** WHAT YOU NEED TO DO **
Print all the entries verbatim.

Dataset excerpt
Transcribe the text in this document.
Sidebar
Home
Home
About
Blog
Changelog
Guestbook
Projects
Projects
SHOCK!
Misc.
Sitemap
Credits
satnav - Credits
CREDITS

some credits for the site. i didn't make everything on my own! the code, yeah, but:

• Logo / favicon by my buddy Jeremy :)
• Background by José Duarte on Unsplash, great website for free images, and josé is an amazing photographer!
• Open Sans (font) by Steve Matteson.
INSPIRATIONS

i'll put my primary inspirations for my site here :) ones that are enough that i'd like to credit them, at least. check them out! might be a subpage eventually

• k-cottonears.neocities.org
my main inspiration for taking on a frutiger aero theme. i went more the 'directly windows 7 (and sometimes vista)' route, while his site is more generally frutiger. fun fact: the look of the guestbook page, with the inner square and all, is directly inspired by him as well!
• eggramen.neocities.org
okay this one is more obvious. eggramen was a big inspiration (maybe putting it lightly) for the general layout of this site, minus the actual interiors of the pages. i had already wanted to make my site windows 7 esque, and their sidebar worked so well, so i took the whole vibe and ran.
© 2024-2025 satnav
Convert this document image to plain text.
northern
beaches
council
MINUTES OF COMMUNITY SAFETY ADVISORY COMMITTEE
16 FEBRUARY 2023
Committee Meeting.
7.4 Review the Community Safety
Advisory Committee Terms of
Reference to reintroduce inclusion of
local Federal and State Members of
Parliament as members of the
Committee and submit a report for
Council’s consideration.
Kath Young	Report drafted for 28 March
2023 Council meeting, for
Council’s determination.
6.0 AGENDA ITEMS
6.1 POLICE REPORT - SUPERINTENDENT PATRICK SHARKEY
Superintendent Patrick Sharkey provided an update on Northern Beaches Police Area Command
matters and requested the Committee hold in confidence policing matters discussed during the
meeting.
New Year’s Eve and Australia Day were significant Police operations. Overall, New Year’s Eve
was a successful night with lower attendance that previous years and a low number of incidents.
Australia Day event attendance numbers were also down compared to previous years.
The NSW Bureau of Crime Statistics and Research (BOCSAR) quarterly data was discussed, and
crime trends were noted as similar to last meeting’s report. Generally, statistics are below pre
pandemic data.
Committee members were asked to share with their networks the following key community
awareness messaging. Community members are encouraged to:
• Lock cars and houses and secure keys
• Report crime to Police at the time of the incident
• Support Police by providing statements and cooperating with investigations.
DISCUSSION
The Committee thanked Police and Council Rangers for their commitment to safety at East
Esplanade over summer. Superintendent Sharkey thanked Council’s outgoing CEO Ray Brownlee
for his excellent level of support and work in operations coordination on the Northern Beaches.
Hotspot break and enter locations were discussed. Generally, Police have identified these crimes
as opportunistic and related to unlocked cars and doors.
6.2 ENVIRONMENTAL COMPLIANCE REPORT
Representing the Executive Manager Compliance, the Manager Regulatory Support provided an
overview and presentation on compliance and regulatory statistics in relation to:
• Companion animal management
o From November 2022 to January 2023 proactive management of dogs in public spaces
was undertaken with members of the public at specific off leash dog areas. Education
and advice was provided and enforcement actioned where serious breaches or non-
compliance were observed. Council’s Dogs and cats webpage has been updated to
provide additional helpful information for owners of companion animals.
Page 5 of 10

** TASK OUTPUT **
Transcribe the text in this document.
Sidebar
Home
Home
About
Blog
Changelog
Guestbook
Projects
Projects
SHOCK!
Misc.
Sitemap
Credits
satnav - Credits
CREDITS

some credits for the site. i didn't make everything on my own! the code, yeah, but:

• Logo / favicon by my buddy Jeremy :)
• Background by José Duarte on Unsplash, great website for free images, and josé is an amazing photographer!
• Open Sans (font) by Steve Matteson.
INSPIRATIONS

i'll put my primary inspirations for my site here :) ones that are enough that i'd like to credit them, at least. check them out! might be a subpage eventually

• k-cottonears.neocities.org
my main inspiration for taking on a frutiger aero theme. i went more the 'directly windows 7 (and sometimes vista)' route, while his site is more generally frutiger. fun fact: the look of the guestbook page, with the inner square and all, is directly inspired by him as well!
• eggramen.neocities.org
okay this one is more obvious. eggramen was a big inspiration (maybe putting it lightly) for the general layout of this site, minus the actual interiors of the pages. i had already wanted to make my site windows 7 esque, and their sidebar worked so well, so i took the whole vibe and ran.
© 2024-2025 satnav
Convert this document image to plain text.
northern
beaches
council
MINUTES OF COMMUNITY SAFETY ADVISORY COMMITTEE
16 FEBRUARY 2023
Committee Meeting.
7.4 Review the Community Safety
Advisory Committee Terms of
Reference to reintroduce inclusion of
local Federal and State Members of
Parliament as members of the
Committee and submit a report for
Council’s consideration.
Kath Young	Report drafted for 28 March
2023 Council meeting, for
Council’s determination.
6.0 AGENDA ITEMS
6.1 POLICE REPORT - SUPERINTENDENT PATRICK SHARKEY
Superintendent Patrick Sharkey provided an update on Northern Beaches Police Area Command
matters and requested the Committee hold in confidence policing matters discussed during the
meeting.
New Year’s Eve and Australia Day were significant Police operations. Overall, New Year’s Eve
was a successful night with lower attendance that previous years and a low number of incidents.
Australia Day event attendance numbers were also down compared to previous years.
The NSW Bureau of Crime Statistics and Research (BOCSAR) quarterly data was discussed, and
crime trends were noted as similar to last meeting’s report. Generally, statistics are below pre
pandemic data.
Committee members were asked to share with their networks the following key community
awareness messaging. Community members are encouraged to:
• Lock cars and houses and secure keys
• Report crime to Police at the time of the incident
• Support Police by providing statements and cooperating with investigations.
DISCUSSION
The Committee thanked Police and Council Rangers for their commitment to safety at East
Esplanade over summer. Superintendent Sharkey thanked Council’s outgoing CEO Ray Brownlee
for his excellent level of support and work in operations coordination on the Northern Beaches.
Hotspot break and enter locations were discussed. Generally, Police have identified these crimes
as opportunistic and related to unlocked cars and doors.
6.2 ENVIRONMENTAL COMPLIANCE REPORT
Representing the Executive Manager Compliance, the Manager Regulatory Support provided an
overview and presentation on compliance and regulatory statistics in relation to:
• Companion animal management
o From November 2022 to January 2023 proactive management of dogs in public spaces
was undertaken with members of the public at specific off leash dog areas. Education
and advice was provided and enforcement actioned where serious breaches or non-
compliance were observed. Council’s Dogs and cats webpage has been updated to
provide additional helpful information for owners of companion animals.
Page 5 of 10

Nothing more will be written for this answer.